_What you need to do_: Among the entries that follow, tally the lines with the string "Prisutveckling". Give no more than the number.

_Information given_:
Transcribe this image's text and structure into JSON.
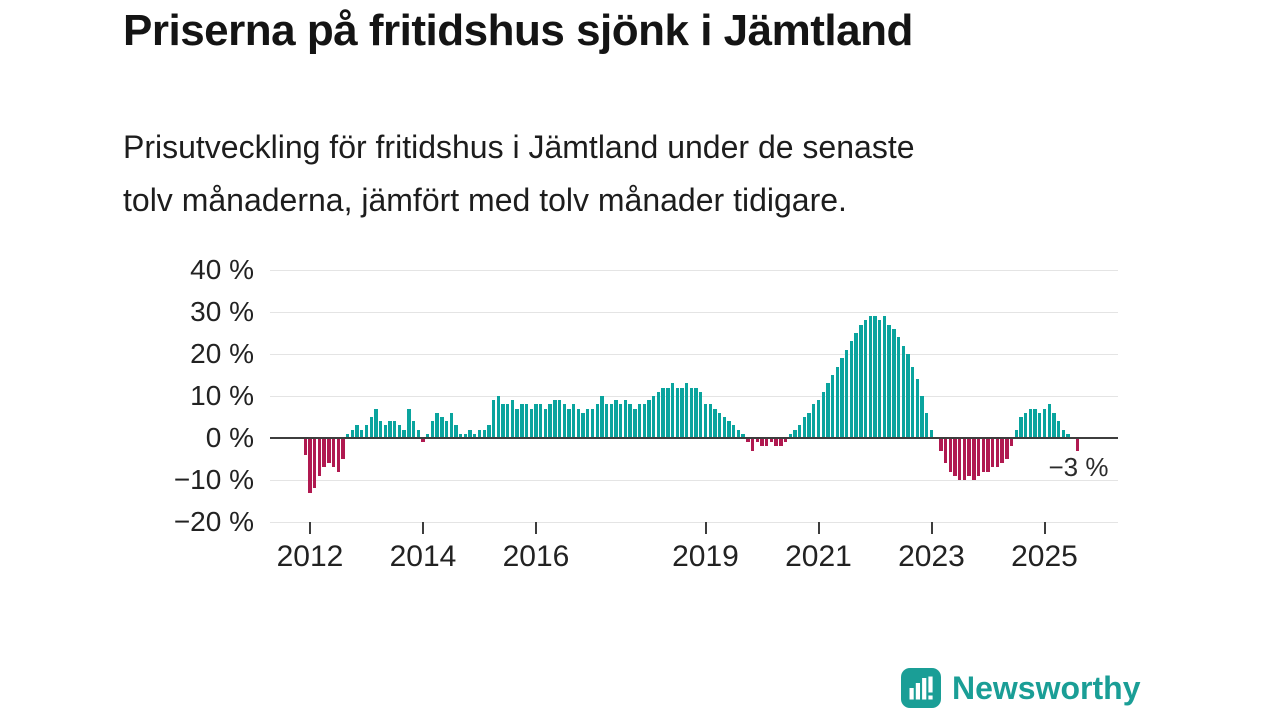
{
  "title": "Priserna på fritidshus sjönk i Jämtland",
  "subtitle": {
    "lines": [
      "Prisutveckling för fritidshus i Jämtland under de senaste",
      "tolv månaderna, jämfört med tolv månader tidigare."
    ]
  },
  "branding": {
    "name": "Newsworthy",
    "icon": "bar-chart-logo-icon",
    "color": "#1a9e96"
  },
  "colors": {
    "positive": "#0aa49e",
    "negative": "#b01950",
    "zero_line": "#3d3d3d",
    "gridline": "#e4e4e4",
    "text": "#1d1d1d"
  },
  "chart_data": {
    "type": "bar",
    "title": "Prisutveckling för fritidshus i Jämtland, tolvmånadersförändring",
    "unit": "%",
    "frequency": "monthly",
    "start": "2011-12",
    "xlabel": "",
    "ylabel": "",
    "grid": "horizontal",
    "y_ticks": [
      "40 %",
      "30 %",
      "20 %",
      "10 %",
      "0 %",
      "−10 %",
      "−20 %"
    ],
    "y_tick_values": [
      40,
      30,
      20,
      10,
      0,
      -10,
      -20
    ],
    "ylim": [
      -20,
      45
    ],
    "x_ticks": [
      2012,
      2014,
      2016,
      2019,
      2021,
      2023,
      2025
    ],
    "annotation": "−3 %",
    "annotation_value": -3,
    "values": [
      -4,
      -13,
      -12,
      -9,
      -7,
      -6,
      -7,
      -8,
      -5,
      1,
      2,
      3,
      2,
      3,
      5,
      7,
      4,
      3,
      4,
      4,
      3,
      2,
      7,
      4,
      2,
      -1,
      1,
      4,
      6,
      5,
      4,
      6,
      3,
      1,
      1,
      2,
      1,
      2,
      2,
      3,
      9,
      10,
      8,
      8,
      9,
      7,
      8,
      8,
      7,
      8,
      8,
      7,
      8,
      9,
      9,
      8,
      7,
      8,
      7,
      6,
      7,
      7,
      8,
      10,
      8,
      8,
      9,
      8,
      9,
      8,
      7,
      8,
      8,
      9,
      10,
      11,
      12,
      12,
      13,
      12,
      12,
      13,
      12,
      12,
      11,
      8,
      8,
      7,
      6,
      5,
      4,
      3,
      2,
      1,
      -1,
      -3,
      -1,
      -2,
      -2,
      -1,
      -2,
      -2,
      -1,
      1,
      2,
      3,
      5,
      6,
      8,
      9,
      11,
      13,
      15,
      17,
      19,
      21,
      23,
      25,
      27,
      28,
      29,
      29,
      28,
      29,
      27,
      26,
      24,
      22,
      20,
      17,
      14,
      10,
      6,
      2,
      0,
      -3,
      -6,
      -8,
      -9,
      -10,
      -10,
      -9,
      -10,
      -9,
      -8,
      -8,
      -7,
      -7,
      -6,
      -5,
      -2,
      2,
      5,
      6,
      7,
      7,
      6,
      7,
      8,
      6,
      4,
      2,
      1,
      0,
      -3
    ]
  }
}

_Response below_: 2